§ Problem statement:
Read the listing and extract each line that includes the word "الثانى".

--- begin Records supplied ---

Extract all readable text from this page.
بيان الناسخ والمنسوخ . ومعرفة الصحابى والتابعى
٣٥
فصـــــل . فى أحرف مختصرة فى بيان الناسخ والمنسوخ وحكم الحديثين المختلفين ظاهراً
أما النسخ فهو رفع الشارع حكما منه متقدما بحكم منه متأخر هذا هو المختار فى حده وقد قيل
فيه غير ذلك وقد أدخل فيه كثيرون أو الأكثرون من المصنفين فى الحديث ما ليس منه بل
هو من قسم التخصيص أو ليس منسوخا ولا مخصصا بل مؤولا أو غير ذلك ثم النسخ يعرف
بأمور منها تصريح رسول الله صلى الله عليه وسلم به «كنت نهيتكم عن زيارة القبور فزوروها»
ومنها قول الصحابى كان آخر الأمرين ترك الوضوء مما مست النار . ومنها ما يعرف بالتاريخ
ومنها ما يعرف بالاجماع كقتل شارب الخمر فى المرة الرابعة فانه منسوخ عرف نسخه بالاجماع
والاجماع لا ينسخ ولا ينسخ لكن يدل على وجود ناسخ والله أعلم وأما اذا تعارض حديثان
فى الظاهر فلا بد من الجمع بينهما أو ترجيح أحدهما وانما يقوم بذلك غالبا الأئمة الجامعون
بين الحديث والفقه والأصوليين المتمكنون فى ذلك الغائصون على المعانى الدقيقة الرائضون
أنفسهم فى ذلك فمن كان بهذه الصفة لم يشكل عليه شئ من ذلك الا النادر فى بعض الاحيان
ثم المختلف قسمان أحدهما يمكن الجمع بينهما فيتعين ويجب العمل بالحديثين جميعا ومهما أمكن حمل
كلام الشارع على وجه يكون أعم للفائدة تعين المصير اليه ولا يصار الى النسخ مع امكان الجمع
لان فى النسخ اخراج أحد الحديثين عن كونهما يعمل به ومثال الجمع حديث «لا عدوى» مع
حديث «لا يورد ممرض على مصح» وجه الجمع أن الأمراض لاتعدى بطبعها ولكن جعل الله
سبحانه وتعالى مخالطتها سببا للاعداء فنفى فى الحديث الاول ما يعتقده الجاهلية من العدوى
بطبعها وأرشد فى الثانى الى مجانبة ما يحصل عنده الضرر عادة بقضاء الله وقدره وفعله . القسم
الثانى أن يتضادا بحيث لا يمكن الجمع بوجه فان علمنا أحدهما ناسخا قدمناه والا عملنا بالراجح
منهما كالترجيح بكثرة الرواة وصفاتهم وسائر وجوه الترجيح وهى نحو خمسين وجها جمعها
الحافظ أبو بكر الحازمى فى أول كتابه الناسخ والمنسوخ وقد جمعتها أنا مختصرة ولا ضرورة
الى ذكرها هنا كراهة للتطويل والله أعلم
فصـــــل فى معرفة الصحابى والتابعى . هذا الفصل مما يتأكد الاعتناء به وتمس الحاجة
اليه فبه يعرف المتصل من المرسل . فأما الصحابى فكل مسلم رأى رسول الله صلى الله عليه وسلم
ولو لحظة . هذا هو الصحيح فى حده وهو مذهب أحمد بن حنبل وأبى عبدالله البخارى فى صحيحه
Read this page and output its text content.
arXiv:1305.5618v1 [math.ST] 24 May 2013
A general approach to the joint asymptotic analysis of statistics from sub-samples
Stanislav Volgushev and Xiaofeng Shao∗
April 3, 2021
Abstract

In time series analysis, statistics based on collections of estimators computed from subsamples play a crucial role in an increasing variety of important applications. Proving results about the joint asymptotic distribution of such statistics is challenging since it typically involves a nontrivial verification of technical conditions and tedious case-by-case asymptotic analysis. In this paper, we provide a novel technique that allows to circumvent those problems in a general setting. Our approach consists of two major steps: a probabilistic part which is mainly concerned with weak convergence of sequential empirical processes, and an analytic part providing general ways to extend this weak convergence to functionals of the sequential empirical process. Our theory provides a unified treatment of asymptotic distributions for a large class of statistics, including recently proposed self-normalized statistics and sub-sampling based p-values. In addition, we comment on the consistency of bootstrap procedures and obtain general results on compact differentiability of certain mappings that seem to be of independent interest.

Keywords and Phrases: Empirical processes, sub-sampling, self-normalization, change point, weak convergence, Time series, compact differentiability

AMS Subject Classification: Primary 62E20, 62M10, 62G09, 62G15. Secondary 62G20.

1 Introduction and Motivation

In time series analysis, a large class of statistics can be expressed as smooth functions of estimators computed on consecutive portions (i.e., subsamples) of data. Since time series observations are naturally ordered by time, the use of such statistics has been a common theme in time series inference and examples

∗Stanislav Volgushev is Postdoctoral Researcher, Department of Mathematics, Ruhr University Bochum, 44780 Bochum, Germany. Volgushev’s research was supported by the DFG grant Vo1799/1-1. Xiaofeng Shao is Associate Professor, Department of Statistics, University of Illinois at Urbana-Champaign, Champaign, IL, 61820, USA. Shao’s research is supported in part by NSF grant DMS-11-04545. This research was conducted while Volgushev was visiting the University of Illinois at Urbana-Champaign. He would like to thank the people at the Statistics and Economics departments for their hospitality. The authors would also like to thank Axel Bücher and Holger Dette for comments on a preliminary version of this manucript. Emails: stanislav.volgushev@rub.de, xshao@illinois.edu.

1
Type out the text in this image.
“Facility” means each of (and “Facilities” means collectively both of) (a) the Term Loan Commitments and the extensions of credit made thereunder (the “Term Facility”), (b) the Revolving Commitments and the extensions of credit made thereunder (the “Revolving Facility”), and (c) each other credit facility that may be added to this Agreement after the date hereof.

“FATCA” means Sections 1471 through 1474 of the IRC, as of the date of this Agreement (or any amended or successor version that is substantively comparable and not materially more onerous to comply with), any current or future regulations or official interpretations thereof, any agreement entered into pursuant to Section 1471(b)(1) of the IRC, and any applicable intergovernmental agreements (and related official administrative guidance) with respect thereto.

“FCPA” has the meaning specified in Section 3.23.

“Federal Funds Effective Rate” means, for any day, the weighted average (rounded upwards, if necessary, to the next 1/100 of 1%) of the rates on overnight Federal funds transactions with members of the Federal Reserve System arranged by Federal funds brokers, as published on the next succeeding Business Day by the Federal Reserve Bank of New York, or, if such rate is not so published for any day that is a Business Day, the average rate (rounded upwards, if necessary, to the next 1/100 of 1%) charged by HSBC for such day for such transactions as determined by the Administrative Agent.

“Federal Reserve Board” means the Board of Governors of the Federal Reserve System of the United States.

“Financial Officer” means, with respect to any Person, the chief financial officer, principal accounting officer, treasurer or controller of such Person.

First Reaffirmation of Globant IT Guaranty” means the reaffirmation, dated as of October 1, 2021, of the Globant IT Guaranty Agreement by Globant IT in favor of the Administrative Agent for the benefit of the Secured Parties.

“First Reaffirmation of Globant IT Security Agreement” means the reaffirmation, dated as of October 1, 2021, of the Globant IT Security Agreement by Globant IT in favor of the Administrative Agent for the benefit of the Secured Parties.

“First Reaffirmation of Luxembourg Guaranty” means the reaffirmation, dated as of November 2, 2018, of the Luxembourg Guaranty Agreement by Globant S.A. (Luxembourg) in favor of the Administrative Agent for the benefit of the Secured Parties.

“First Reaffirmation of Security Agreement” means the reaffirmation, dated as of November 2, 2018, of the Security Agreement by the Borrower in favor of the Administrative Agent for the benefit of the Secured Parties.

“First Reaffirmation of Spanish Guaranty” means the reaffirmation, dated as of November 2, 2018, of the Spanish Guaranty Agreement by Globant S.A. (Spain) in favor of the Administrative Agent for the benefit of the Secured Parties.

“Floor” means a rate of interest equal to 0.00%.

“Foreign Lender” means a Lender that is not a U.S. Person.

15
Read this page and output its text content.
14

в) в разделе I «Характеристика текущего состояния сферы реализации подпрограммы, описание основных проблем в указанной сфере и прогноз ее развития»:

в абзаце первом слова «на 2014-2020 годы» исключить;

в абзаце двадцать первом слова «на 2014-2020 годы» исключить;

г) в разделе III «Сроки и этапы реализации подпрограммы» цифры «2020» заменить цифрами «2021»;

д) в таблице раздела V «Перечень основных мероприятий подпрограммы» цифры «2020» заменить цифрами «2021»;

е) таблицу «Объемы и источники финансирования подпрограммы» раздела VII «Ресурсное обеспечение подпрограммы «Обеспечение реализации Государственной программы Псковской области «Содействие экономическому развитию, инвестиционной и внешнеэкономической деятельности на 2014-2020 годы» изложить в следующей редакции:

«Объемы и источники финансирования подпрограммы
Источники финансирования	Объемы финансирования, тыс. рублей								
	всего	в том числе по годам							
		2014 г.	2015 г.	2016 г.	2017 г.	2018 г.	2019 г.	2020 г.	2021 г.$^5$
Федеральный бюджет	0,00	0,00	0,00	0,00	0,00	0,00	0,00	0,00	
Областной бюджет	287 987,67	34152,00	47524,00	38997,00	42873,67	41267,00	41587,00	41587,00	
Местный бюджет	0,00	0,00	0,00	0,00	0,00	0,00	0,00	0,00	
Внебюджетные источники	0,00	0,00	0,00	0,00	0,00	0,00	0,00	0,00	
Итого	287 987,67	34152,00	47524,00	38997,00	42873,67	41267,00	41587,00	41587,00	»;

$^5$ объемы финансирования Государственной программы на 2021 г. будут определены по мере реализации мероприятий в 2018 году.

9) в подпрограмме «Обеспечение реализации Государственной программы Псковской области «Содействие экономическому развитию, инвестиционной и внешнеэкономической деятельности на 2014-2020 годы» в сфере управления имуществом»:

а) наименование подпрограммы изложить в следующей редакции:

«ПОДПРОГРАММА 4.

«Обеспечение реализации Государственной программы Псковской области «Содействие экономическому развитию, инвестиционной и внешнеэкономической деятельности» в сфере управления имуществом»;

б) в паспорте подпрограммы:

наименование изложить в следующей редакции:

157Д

--- end Records supplied ---

§ Response to this task:
بطبعها وأرشد فى الثانى الى مجانبة ما يحصل عنده الضرر عادة بقضاء الله وقدره وفعله . القسم
الثانى أن يتضادا بحيث لا يمكن الجمع بوجه فان علمنا أحدهما ناسخا قدمناه والا عملنا بالراجح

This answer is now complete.